Find the word "supertanker" in the data. Return every line where it appears.

-- START Data entries --

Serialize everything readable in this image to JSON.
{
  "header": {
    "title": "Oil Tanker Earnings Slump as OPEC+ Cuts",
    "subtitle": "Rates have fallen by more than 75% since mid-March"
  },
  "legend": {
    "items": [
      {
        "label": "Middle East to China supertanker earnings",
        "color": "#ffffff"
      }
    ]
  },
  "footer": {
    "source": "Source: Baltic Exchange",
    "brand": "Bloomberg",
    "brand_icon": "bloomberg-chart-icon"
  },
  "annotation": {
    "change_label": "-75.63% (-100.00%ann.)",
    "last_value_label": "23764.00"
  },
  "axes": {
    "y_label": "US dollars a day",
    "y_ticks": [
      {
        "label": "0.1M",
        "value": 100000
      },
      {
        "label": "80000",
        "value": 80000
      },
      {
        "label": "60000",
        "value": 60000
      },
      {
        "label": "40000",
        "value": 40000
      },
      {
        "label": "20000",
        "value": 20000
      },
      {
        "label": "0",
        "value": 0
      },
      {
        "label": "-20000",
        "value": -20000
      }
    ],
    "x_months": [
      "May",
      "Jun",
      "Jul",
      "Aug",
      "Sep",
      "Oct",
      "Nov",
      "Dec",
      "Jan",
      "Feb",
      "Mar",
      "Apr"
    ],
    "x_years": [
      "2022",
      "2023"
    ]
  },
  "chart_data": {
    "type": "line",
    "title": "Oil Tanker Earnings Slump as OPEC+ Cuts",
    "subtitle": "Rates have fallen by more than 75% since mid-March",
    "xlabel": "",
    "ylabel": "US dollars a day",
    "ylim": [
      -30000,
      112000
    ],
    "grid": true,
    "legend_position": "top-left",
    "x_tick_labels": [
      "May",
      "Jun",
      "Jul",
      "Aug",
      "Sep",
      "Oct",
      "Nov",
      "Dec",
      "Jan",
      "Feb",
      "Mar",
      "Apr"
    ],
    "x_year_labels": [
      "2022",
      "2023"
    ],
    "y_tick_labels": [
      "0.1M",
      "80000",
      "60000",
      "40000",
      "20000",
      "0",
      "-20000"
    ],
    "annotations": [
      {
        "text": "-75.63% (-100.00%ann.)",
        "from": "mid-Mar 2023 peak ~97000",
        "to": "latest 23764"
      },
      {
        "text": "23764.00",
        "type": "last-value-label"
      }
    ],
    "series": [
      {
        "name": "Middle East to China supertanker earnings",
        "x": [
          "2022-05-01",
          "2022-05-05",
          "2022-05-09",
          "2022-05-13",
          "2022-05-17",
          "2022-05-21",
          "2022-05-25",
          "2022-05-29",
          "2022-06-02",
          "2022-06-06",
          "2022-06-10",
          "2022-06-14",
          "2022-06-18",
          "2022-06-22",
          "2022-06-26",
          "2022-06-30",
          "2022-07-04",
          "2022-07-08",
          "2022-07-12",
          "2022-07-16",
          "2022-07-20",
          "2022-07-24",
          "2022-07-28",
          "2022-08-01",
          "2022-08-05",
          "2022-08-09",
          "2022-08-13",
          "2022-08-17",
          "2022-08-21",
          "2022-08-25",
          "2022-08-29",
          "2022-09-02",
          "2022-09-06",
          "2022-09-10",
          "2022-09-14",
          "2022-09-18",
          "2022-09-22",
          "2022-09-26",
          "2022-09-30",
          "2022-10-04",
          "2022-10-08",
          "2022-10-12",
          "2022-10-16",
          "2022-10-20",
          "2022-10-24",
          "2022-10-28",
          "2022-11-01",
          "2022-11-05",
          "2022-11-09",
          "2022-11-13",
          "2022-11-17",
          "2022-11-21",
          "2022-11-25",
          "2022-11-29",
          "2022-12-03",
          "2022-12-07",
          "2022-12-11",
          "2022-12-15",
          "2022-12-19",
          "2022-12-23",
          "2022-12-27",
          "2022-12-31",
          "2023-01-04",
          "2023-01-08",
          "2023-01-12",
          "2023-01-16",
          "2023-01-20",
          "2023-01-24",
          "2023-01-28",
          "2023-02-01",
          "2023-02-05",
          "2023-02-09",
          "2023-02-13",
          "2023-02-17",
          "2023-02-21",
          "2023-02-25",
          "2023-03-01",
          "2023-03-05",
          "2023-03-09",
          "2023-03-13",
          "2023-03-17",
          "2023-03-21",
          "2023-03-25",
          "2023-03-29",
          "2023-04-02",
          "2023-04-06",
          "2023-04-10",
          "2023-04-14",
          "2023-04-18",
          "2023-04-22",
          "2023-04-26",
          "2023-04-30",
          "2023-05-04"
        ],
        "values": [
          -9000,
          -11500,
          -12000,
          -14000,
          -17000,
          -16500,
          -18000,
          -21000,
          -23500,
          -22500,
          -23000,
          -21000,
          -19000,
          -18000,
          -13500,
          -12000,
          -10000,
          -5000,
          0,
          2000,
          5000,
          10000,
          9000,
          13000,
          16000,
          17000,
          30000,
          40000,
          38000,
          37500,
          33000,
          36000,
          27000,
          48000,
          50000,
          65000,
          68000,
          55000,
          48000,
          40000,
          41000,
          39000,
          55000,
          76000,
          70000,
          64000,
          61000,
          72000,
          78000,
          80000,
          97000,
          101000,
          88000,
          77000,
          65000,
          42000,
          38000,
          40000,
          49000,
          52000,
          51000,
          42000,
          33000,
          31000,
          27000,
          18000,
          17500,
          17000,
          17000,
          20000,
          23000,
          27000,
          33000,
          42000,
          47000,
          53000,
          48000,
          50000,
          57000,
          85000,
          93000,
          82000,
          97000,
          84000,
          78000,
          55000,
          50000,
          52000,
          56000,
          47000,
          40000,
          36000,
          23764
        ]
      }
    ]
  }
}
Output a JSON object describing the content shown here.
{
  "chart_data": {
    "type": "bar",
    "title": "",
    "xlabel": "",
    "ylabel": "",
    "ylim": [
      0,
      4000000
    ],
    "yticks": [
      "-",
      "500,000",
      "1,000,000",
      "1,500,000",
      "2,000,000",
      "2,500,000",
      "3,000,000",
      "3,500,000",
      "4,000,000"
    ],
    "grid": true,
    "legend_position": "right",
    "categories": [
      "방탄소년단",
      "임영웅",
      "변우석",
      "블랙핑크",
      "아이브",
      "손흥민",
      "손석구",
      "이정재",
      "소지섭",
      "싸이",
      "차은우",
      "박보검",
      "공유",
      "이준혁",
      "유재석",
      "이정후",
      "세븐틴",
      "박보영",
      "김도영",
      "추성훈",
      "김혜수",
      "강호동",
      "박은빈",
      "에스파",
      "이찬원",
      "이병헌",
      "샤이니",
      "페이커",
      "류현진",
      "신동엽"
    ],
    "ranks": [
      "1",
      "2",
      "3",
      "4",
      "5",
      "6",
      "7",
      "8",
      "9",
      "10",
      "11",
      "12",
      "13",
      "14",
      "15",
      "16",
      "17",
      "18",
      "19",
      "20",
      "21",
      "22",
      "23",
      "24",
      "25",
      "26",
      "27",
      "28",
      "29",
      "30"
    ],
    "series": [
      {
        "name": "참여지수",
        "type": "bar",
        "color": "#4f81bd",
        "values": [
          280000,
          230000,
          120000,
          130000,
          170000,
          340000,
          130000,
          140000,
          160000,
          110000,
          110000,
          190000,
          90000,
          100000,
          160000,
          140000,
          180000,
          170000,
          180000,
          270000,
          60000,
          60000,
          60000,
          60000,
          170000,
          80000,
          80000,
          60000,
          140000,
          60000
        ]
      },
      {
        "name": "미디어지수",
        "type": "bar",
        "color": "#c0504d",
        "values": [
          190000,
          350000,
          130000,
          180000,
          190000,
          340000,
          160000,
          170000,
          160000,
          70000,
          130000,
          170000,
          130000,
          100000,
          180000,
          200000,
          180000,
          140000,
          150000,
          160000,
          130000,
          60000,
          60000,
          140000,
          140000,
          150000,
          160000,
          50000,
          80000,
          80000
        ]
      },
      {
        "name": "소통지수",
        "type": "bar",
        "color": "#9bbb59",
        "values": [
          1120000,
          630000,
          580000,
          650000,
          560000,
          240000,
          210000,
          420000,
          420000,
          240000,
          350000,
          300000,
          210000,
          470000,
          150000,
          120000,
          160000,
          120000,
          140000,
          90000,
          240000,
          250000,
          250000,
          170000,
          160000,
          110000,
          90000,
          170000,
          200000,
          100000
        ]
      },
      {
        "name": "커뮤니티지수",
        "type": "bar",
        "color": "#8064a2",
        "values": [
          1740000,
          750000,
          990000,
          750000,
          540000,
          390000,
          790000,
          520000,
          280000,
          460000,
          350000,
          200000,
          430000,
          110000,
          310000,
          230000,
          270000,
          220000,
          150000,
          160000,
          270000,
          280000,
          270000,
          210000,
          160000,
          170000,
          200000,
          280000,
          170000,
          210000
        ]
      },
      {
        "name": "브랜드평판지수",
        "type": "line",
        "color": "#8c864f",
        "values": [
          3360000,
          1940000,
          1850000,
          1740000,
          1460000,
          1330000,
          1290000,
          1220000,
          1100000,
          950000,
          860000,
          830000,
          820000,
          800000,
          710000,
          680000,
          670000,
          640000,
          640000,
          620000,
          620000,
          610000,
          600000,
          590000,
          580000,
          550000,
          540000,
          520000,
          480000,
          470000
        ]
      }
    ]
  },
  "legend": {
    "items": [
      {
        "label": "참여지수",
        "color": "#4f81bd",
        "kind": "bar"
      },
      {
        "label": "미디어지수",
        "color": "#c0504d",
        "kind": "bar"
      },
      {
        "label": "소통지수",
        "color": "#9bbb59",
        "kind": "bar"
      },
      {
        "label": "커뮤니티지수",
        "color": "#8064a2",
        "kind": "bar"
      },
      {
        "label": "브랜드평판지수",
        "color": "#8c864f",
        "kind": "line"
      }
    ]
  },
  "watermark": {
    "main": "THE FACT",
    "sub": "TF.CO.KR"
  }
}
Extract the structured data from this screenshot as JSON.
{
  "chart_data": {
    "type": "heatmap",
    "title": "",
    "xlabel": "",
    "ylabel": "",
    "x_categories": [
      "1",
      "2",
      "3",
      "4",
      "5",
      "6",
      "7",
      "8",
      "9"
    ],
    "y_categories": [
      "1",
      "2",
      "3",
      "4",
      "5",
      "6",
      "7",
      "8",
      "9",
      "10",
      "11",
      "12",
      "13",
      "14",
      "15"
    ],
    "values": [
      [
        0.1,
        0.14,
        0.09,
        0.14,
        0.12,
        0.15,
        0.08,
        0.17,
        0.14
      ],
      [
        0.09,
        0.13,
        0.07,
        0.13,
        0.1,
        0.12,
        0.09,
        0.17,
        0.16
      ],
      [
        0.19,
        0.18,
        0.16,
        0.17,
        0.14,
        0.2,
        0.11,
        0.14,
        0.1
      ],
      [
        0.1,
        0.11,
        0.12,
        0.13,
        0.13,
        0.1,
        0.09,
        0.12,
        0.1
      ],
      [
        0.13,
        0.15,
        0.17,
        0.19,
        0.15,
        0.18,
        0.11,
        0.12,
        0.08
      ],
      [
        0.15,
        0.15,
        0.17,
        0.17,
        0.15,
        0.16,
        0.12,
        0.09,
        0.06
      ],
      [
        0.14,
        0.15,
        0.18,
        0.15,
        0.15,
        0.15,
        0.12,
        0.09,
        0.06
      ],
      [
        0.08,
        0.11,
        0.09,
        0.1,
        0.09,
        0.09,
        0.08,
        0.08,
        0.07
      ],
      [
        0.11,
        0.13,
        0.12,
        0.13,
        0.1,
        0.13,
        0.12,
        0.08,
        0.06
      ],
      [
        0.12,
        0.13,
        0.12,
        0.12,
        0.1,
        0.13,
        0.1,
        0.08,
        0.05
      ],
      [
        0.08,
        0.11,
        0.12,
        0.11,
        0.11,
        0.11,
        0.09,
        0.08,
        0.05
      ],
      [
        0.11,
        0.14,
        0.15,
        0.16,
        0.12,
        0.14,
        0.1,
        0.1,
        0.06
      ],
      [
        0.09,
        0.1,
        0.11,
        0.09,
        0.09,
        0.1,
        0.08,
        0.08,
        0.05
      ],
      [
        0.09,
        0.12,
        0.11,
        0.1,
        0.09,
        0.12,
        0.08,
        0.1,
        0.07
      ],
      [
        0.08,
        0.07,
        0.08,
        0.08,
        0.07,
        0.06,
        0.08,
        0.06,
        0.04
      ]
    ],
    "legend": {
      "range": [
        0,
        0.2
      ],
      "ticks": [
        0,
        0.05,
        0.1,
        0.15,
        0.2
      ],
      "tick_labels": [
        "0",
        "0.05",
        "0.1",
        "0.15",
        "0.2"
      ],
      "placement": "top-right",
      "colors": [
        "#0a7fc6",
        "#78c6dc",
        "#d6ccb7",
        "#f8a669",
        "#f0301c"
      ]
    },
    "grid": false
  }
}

-- END Data entries --

→ **Answer below**:
        "label": "Middle East to China supertanker earnings",
        "name": "Middle East to China supertanker earnings",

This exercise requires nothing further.